↓

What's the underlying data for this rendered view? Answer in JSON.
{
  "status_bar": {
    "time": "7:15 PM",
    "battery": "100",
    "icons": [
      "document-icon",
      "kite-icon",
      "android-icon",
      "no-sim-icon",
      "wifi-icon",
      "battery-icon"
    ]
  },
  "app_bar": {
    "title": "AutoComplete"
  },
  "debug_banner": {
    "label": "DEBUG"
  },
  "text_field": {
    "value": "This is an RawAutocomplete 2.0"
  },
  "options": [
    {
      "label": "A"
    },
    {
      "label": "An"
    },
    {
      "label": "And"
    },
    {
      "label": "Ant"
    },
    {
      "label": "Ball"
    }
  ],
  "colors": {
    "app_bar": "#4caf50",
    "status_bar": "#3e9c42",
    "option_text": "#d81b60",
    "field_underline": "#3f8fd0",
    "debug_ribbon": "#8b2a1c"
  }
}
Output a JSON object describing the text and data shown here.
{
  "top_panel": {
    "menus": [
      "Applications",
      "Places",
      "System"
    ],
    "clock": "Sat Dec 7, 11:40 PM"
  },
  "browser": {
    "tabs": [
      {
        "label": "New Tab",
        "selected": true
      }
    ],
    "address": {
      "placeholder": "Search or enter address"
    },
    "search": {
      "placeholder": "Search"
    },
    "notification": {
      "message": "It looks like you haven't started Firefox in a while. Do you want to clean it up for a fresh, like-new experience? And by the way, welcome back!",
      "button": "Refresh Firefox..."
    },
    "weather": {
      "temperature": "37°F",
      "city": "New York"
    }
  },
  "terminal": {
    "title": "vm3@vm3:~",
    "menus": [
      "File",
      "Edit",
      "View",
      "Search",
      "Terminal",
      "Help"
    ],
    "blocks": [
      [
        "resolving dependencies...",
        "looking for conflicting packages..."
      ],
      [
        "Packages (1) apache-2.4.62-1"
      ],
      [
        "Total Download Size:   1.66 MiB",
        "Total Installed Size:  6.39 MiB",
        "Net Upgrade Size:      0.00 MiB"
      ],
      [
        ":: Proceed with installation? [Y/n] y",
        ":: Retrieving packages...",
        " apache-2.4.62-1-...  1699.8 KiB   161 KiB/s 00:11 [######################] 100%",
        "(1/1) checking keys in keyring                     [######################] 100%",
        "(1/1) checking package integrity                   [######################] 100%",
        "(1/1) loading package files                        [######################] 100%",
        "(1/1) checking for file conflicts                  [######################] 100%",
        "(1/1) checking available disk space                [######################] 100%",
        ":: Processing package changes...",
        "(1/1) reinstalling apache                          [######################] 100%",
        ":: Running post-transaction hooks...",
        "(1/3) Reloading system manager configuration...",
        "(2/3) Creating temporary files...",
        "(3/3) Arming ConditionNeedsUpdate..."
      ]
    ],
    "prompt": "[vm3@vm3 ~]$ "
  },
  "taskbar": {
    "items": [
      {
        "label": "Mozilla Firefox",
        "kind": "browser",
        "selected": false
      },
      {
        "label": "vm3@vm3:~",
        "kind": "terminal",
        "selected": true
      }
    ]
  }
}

↑

• [What is asked]:
Retype all the material above precisely, with no line left out.

• [Result for this task]:
What's the underlying data for this rendered view? Answer in JSON.
{
  "status_bar": {
    "time": "7:15 PM",
    "battery": "100",
    "icons": [
      "document-icon",
      "kite-icon",
      "android-icon",
      "no-sim-icon",
      "wifi-icon",
      "battery-icon"
    ]
  },
  "app_bar": {
    "title": "AutoComplete"
  },
  "debug_banner": {
    "label": "DEBUG"
  },
  "text_field": {
    "value": "This is an RawAutocomplete 2.0"
  },
  "options": [
    {
      "label": "A"
    },
    {
      "label": "An"
    },
    {
      "label": "And"
    },
    {
      "label": "Ant"
    },
    {
      "label": "Ball"
    }
  ],
  "colors": {
    "app_bar": "#4caf50",
    "status_bar": "#3e9c42",
    "option_text": "#d81b60",
    "field_underline": "#3f8fd0",
    "debug_ribbon": "#8b2a1c"
  }
}
Output a JSON object describing the text and data shown here.
{
  "top_panel": {
    "menus": [
      "Applications",
      "Places",
      "System"
    ],
    "clock": "Sat Dec 7, 11:40 PM"
  },
  "browser": {
    "tabs": [
      {
        "label": "New Tab",
        "selected": true
      }
    ],
    "address": {
      "placeholder": "Search or enter address"
    },
    "search": {
      "placeholder": "Search"
    },
    "notification": {
      "message": "It looks like you haven't started Firefox in a while. Do you want to clean it up for a fresh, like-new experience? And by the way, welcome back!",
      "button": "Refresh Firefox..."
    },
    "weather": {
      "temperature": "37°F",
      "city": "New York"
    }
  },
  "terminal": {
    "title": "vm3@vm3:~",
    "menus": [
      "File",
      "Edit",
      "View",
      "Search",
      "Terminal",
      "Help"
    ],
    "blocks": [
      [
        "resolving dependencies...",
        "looking for conflicting packages..."
      ],
      [
        "Packages (1) apache-2.4.62-1"
      ],
      [
        "Total Download Size:   1.66 MiB",
        "Total Installed Size:  6.39 MiB",
        "Net Upgrade Size:      0.00 MiB"
      ],
      [
        ":: Proceed with installation? [Y/n] y",
        ":: Retrieving packages...",
        " apache-2.4.62-1-...  1699.8 KiB   161 KiB/s 00:11 [######################] 100%",
        "(1/1) checking keys in keyring                     [######################] 100%",
        "(1/1) checking package integrity                   [######################] 100%",
        "(1/1) loading package files                        [######################] 100%",
        "(1/1) checking for file conflicts                  [######################] 100%",
        "(1/1) checking available disk space                [######################] 100%",
        ":: Processing package changes...",
        "(1/1) reinstalling apache                          [######################] 100%",
        ":: Running post-transaction hooks...",
        "(1/3) Reloading system manager configuration...",
        "(2/3) Creating temporary files...",
        "(3/3) Arming ConditionNeedsUpdate..."
      ]
    ],
    "prompt": "[vm3@vm3 ~]$ "
  },
  "taskbar": {
    "items": [
      {
        "label": "Mozilla Firefox",
        "kind": "browser",
        "selected": false
      },
      {
        "label": "vm3@vm3:~",
        "kind": "terminal",
        "selected": true
      }
    ]
  }
}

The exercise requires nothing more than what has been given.